Data entries:

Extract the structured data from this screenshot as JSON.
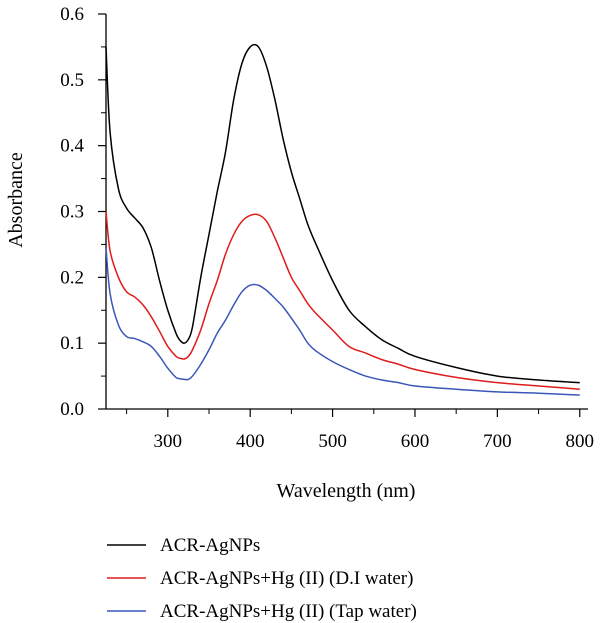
{
  "chart_data": {
    "type": "line",
    "xlabel": "Wavelength (nm)",
    "ylabel": "Absorbance",
    "xlim": [
      225,
      810
    ],
    "ylim": [
      0,
      0.6
    ],
    "xticks": [
      300,
      400,
      500,
      600,
      700,
      800
    ],
    "yticks": [
      0.0,
      0.1,
      0.2,
      0.3,
      0.4,
      0.5,
      0.6
    ],
    "xtick_labels": [
      "300",
      "400",
      "500",
      "600",
      "700",
      "800"
    ],
    "ytick_labels": [
      "0.0",
      "0.1",
      "0.2",
      "0.3",
      "0.4",
      "0.5",
      "0.6"
    ],
    "grid": false,
    "legend_position": "bottom",
    "series": [
      {
        "name": "ACR-AgNPs",
        "color": "#000000",
        "x": [
          225,
          230,
          240,
          250,
          260,
          270,
          280,
          290,
          300,
          310,
          315,
          320,
          325,
          330,
          340,
          350,
          360,
          370,
          380,
          390,
          400,
          410,
          420,
          430,
          440,
          450,
          460,
          470,
          480,
          500,
          520,
          540,
          560,
          580,
          600,
          650,
          700,
          750,
          800
        ],
        "y": [
          0.55,
          0.42,
          0.335,
          0.305,
          0.29,
          0.275,
          0.245,
          0.195,
          0.15,
          0.115,
          0.104,
          0.1,
          0.106,
          0.125,
          0.2,
          0.265,
          0.33,
          0.39,
          0.47,
          0.525,
          0.55,
          0.55,
          0.52,
          0.47,
          0.41,
          0.36,
          0.32,
          0.28,
          0.25,
          0.195,
          0.15,
          0.125,
          0.105,
          0.092,
          0.08,
          0.063,
          0.05,
          0.044,
          0.04
        ]
      },
      {
        "name": "ACR-AgNPs+Hg (II) (D.I water)",
        "color": "#e01b1b",
        "x": [
          225,
          230,
          240,
          250,
          260,
          270,
          280,
          290,
          300,
          310,
          315,
          320,
          325,
          330,
          340,
          350,
          360,
          370,
          380,
          390,
          400,
          410,
          420,
          430,
          440,
          450,
          460,
          470,
          480,
          500,
          520,
          540,
          560,
          580,
          600,
          650,
          700,
          750,
          800
        ],
        "y": [
          0.3,
          0.24,
          0.2,
          0.178,
          0.17,
          0.158,
          0.14,
          0.118,
          0.095,
          0.08,
          0.077,
          0.076,
          0.08,
          0.09,
          0.12,
          0.16,
          0.195,
          0.235,
          0.265,
          0.285,
          0.294,
          0.295,
          0.285,
          0.26,
          0.23,
          0.2,
          0.18,
          0.16,
          0.145,
          0.12,
          0.095,
          0.085,
          0.075,
          0.068,
          0.06,
          0.048,
          0.04,
          0.035,
          0.03
        ]
      },
      {
        "name": "ACR-AgNPs+Hg (II) (Tap water)",
        "color": "#3a57b8",
        "x": [
          225,
          230,
          240,
          250,
          260,
          270,
          280,
          290,
          300,
          310,
          315,
          320,
          325,
          330,
          340,
          350,
          360,
          370,
          380,
          390,
          400,
          410,
          420,
          430,
          440,
          450,
          460,
          470,
          480,
          500,
          520,
          540,
          560,
          580,
          600,
          650,
          700,
          750,
          800
        ],
        "y": [
          0.245,
          0.175,
          0.128,
          0.11,
          0.107,
          0.102,
          0.095,
          0.08,
          0.062,
          0.048,
          0.046,
          0.045,
          0.045,
          0.05,
          0.068,
          0.09,
          0.115,
          0.135,
          0.158,
          0.178,
          0.188,
          0.188,
          0.18,
          0.168,
          0.155,
          0.138,
          0.12,
          0.1,
          0.088,
          0.072,
          0.06,
          0.05,
          0.044,
          0.04,
          0.035,
          0.03,
          0.026,
          0.024,
          0.021
        ]
      }
    ]
  }
}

• [Task objective]: Determine the number of lines in the listing that hold the word "AgNPs", and supply that number and nothing further.

• [Expected answer]: 3